**Objective**. Without the pictures, repeat the listing character for character.

**Data provided**.
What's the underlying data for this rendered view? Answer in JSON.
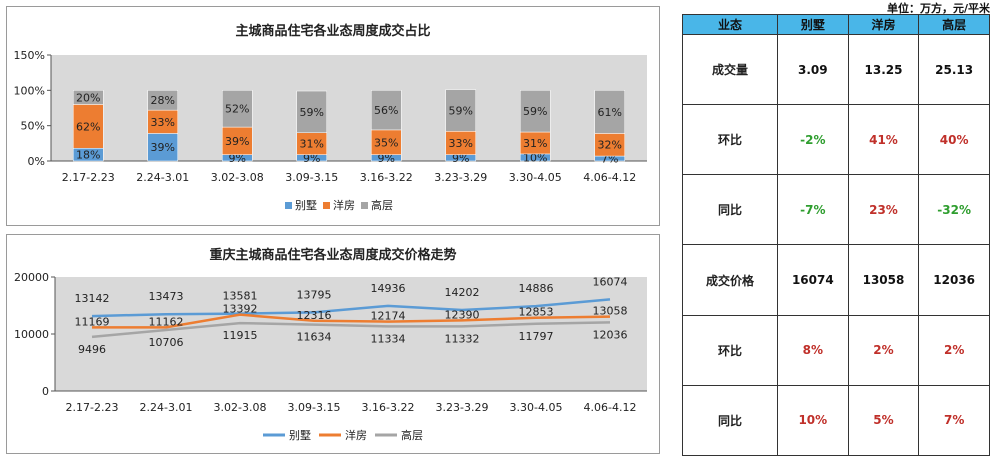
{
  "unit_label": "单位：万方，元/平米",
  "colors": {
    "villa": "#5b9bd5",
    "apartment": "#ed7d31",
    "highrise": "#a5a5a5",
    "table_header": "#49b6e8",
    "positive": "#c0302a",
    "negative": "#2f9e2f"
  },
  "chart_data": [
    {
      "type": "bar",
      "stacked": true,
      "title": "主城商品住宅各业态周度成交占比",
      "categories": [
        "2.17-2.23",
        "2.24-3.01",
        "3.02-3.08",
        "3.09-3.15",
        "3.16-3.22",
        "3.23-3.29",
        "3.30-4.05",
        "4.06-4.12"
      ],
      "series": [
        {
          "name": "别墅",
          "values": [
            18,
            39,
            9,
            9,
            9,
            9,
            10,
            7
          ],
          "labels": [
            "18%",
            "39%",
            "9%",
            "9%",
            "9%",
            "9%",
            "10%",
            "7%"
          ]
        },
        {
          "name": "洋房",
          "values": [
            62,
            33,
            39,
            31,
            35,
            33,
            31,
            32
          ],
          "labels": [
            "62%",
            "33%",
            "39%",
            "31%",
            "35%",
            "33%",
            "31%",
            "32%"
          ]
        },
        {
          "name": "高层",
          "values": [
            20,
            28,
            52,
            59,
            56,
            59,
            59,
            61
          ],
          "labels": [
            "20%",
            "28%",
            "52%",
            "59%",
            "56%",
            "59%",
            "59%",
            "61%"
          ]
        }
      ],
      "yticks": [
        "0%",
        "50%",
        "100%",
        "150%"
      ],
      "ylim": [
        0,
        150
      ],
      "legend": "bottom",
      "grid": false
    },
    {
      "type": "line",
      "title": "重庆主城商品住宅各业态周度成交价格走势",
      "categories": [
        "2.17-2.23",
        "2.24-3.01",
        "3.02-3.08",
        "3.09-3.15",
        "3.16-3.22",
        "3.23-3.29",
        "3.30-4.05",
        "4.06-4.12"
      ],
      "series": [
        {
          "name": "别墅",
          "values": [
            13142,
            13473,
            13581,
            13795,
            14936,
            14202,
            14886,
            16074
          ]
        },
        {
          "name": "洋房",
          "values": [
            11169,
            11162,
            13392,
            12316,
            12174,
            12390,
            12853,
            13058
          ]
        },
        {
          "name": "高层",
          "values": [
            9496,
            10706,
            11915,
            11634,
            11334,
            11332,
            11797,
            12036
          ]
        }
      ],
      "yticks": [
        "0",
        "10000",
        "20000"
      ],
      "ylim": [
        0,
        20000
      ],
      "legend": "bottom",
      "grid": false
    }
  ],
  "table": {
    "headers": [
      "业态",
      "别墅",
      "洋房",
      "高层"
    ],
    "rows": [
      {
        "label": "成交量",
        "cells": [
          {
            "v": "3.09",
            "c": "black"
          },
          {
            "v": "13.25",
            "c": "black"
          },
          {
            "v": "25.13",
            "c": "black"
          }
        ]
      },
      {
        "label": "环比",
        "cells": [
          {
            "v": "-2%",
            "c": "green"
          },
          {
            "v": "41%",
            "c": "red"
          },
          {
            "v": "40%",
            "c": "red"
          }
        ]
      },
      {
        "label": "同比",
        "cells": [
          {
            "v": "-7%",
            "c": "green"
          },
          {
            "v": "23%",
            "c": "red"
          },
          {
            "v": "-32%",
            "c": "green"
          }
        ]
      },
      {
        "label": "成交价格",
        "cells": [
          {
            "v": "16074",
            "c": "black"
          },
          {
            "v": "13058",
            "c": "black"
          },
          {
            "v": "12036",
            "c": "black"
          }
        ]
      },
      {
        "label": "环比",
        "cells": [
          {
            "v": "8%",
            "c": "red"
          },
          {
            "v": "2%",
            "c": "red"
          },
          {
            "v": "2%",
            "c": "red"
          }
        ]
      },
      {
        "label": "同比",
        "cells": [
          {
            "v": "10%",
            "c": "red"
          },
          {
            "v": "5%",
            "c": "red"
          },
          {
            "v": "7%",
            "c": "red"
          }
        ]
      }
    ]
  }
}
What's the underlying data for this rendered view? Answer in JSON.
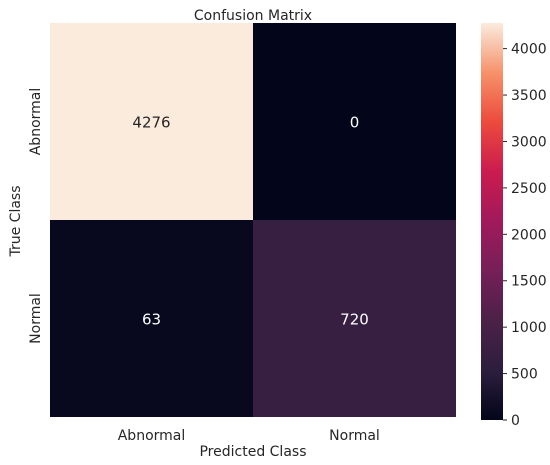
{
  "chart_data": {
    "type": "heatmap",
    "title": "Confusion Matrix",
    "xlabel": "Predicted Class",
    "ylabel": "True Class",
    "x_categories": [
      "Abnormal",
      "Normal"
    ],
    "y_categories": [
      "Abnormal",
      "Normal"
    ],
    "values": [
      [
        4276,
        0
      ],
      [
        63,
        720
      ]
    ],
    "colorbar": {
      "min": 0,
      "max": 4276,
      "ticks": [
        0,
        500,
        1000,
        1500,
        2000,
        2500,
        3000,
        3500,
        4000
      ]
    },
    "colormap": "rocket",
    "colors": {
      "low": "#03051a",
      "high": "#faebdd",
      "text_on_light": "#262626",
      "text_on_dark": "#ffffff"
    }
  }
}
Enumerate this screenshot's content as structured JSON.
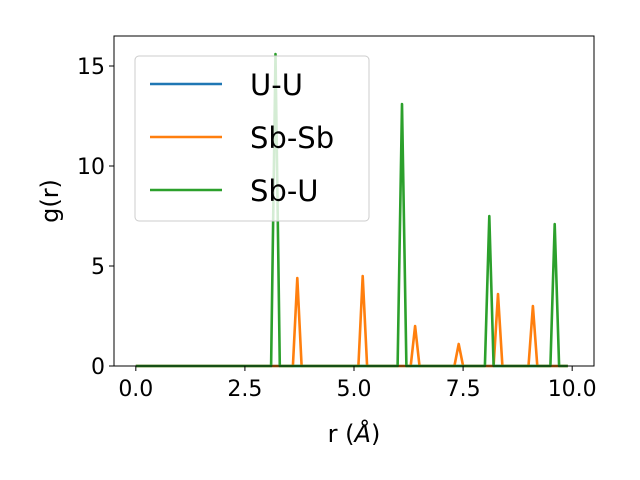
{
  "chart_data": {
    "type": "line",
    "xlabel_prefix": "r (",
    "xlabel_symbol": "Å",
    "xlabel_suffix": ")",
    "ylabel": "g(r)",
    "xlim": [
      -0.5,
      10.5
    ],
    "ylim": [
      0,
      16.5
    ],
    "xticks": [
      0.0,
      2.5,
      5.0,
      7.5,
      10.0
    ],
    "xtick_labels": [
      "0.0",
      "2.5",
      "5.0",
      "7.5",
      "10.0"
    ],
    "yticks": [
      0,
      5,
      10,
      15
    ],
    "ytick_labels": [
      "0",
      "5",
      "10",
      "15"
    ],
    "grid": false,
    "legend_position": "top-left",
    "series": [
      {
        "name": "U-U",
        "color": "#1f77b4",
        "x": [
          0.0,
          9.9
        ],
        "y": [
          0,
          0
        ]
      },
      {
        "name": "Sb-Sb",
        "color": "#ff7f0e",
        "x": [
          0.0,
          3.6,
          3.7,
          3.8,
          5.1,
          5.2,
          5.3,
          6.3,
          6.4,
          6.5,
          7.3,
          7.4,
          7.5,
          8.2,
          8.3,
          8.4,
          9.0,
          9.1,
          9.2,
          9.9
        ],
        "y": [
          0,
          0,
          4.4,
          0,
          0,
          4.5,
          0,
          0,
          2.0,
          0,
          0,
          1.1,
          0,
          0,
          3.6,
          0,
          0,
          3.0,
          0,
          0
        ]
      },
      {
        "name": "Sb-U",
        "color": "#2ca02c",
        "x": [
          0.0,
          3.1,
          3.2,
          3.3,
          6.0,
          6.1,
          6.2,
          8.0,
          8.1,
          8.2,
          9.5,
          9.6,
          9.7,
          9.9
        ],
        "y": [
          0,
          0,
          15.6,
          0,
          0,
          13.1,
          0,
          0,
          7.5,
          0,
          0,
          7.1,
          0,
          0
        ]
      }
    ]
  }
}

**Response to this task**.
What's the underlying data for this rendered view? Answer in JSON.
{
  "unit_label": "单位：万方，元/平米",
  "colors": {
    "villa": "#5b9bd5",
    "apartment": "#ed7d31",
    "highrise": "#a5a5a5",
    "table_header": "#49b6e8",
    "positive": "#c0302a",
    "negative": "#2f9e2f"
  },
  "chart_data": [
    {
      "type": "bar",
      "stacked": true,
      "title": "主城商品住宅各业态周度成交占比",
      "categories": [
        "2.17-2.23",
        "2.24-3.01",
        "3.02-3.08",
        "3.09-3.15",
        "3.16-3.22",
        "3.23-3.29",
        "3.30-4.05",
        "4.06-4.12"
      ],
      "series": [
        {
          "name": "别墅",
          "values": [
            18,
            39,
            9,
            9,
            9,
            9,
            10,
            7
          ],
          "labels": [
            "18%",
            "39%",
            "9%",
            "9%",
            "9%",
            "9%",
            "10%",
            "7%"
          ]
        },
        {
          "name": "洋房",
          "values": [
            62,
            33,
            39,
            31,
            35,
            33,
            31,
            32
          ],
          "labels": [
            "62%",
            "33%",
            "39%",
            "31%",
            "35%",
            "33%",
            "31%",
            "32%"
          ]
        },
        {
          "name": "高层",
          "values": [
            20,
            28,
            52,
            59,
            56,
            59,
            59,
            61
          ],
          "labels": [
            "20%",
            "28%",
            "52%",
            "59%",
            "56%",
            "59%",
            "59%",
            "61%"
          ]
        }
      ],
      "yticks": [
        "0%",
        "50%",
        "100%",
        "150%"
      ],
      "ylim": [
        0,
        150
      ],
      "legend": "bottom",
      "grid": false
    },
    {
      "type": "line",
      "title": "重庆主城商品住宅各业态周度成交价格走势",
      "categories": [
        "2.17-2.23",
        "2.24-3.01",
        "3.02-3.08",
        "3.09-3.15",
        "3.16-3.22",
        "3.23-3.29",
        "3.30-4.05",
        "4.06-4.12"
      ],
      "series": [
        {
          "name": "别墅",
          "values": [
            13142,
            13473,
            13581,
            13795,
            14936,
            14202,
            14886,
            16074
          ]
        },
        {
          "name": "洋房",
          "values": [
            11169,
            11162,
            13392,
            12316,
            12174,
            12390,
            12853,
            13058
          ]
        },
        {
          "name": "高层",
          "values": [
            9496,
            10706,
            11915,
            11634,
            11334,
            11332,
            11797,
            12036
          ]
        }
      ],
      "yticks": [
        "0",
        "10000",
        "20000"
      ],
      "ylim": [
        0,
        20000
      ],
      "legend": "bottom",
      "grid": false
    }
  ],
  "table": {
    "headers": [
      "业态",
      "别墅",
      "洋房",
      "高层"
    ],
    "rows": [
      {
        "label": "成交量",
        "cells": [
          {
            "v": "3.09",
            "c": "black"
          },
          {
            "v": "13.25",
            "c": "black"
          },
          {
            "v": "25.13",
            "c": "black"
          }
        ]
      },
      {
        "label": "环比",
        "cells": [
          {
            "v": "-2%",
            "c": "green"
          },
          {
            "v": "41%",
            "c": "red"
          },
          {
            "v": "40%",
            "c": "red"
          }
        ]
      },
      {
        "label": "同比",
        "cells": [
          {
            "v": "-7%",
            "c": "green"
          },
          {
            "v": "23%",
            "c": "red"
          },
          {
            "v": "-32%",
            "c": "green"
          }
        ]
      },
      {
        "label": "成交价格",
        "cells": [
          {
            "v": "16074",
            "c": "black"
          },
          {
            "v": "13058",
            "c": "black"
          },
          {
            "v": "12036",
            "c": "black"
          }
        ]
      },
      {
        "label": "环比",
        "cells": [
          {
            "v": "8%",
            "c": "red"
          },
          {
            "v": "2%",
            "c": "red"
          },
          {
            "v": "2%",
            "c": "red"
          }
        ]
      },
      {
        "label": "同比",
        "cells": [
          {
            "v": "10%",
            "c": "red"
          },
          {
            "v": "5%",
            "c": "red"
          },
          {
            "v": "7%",
            "c": "red"
          }
        ]
      }
    ]
  }
}
What's the underlying data for this rendered view? Answer in JSON.
{
  "chart_data": {
    "type": "heatmap",
    "title": "Confusion Matrix",
    "xlabel": "Predicted Class",
    "ylabel": "True Class",
    "x_categories": [
      "Abnormal",
      "Normal"
    ],
    "y_categories": [
      "Abnormal",
      "Normal"
    ],
    "values": [
      [
        4276,
        0
      ],
      [
        63,
        720
      ]
    ],
    "colorbar": {
      "min": 0,
      "max": 4276,
      "ticks": [
        0,
        500,
        1000,
        1500,
        2000,
        2500,
        3000,
        3500,
        4000
      ]
    },
    "colormap": "rocket",
    "colors": {
      "low": "#03051a",
      "high": "#faebdd",
      "text_on_light": "#262626",
      "text_on_dark": "#ffffff"
    }
  }
}
Enumerate this screenshot's content as structured JSON.
{
  "chart_data": {
    "type": "line",
    "xlabel_prefix": "r (",
    "xlabel_symbol": "Å",
    "xlabel_suffix": ")",
    "ylabel": "g(r)",
    "xlim": [
      -0.5,
      10.5
    ],
    "ylim": [
      0,
      16.5
    ],
    "xticks": [
      0.0,
      2.5,
      5.0,
      7.5,
      10.0
    ],
    "xtick_labels": [
      "0.0",
      "2.5",
      "5.0",
      "7.5",
      "10.0"
    ],
    "yticks": [
      0,
      5,
      10,
      15
    ],
    "ytick_labels": [
      "0",
      "5",
      "10",
      "15"
    ],
    "grid": false,
    "legend_position": "top-left",
    "series": [
      {
        "name": "U-U",
        "color": "#1f77b4",
        "x": [
          0.0,
          9.9
        ],
        "y": [
          0,
          0
        ]
      },
      {
        "name": "Sb-Sb",
        "color": "#ff7f0e",
        "x": [
          0.0,
          3.6,
          3.7,
          3.8,
          5.1,
          5.2,
          5.3,
          6.3,
          6.4,
          6.5,
          7.3,
          7.4,
          7.5,
          8.2,
          8.3,
          8.4,
          9.0,
          9.1,
          9.2,
          9.9
        ],
        "y": [
          0,
          0,
          4.4,
          0,
          0,
          4.5,
          0,
          0,
          2.0,
          0,
          0,
          1.1,
          0,
          0,
          3.6,
          0,
          0,
          3.0,
          0,
          0
        ]
      },
      {
        "name": "Sb-U",
        "color": "#2ca02c",
        "x": [
          0.0,
          3.1,
          3.2,
          3.3,
          6.0,
          6.1,
          6.2,
          8.0,
          8.1,
          8.2,
          9.5,
          9.6,
          9.7,
          9.9
        ],
        "y": [
          0,
          0,
          15.6,
          0,
          0,
          13.1,
          0,
          0,
          7.5,
          0,
          0,
          7.1,
          0,
          0
        ]
      }
    ]
  }
}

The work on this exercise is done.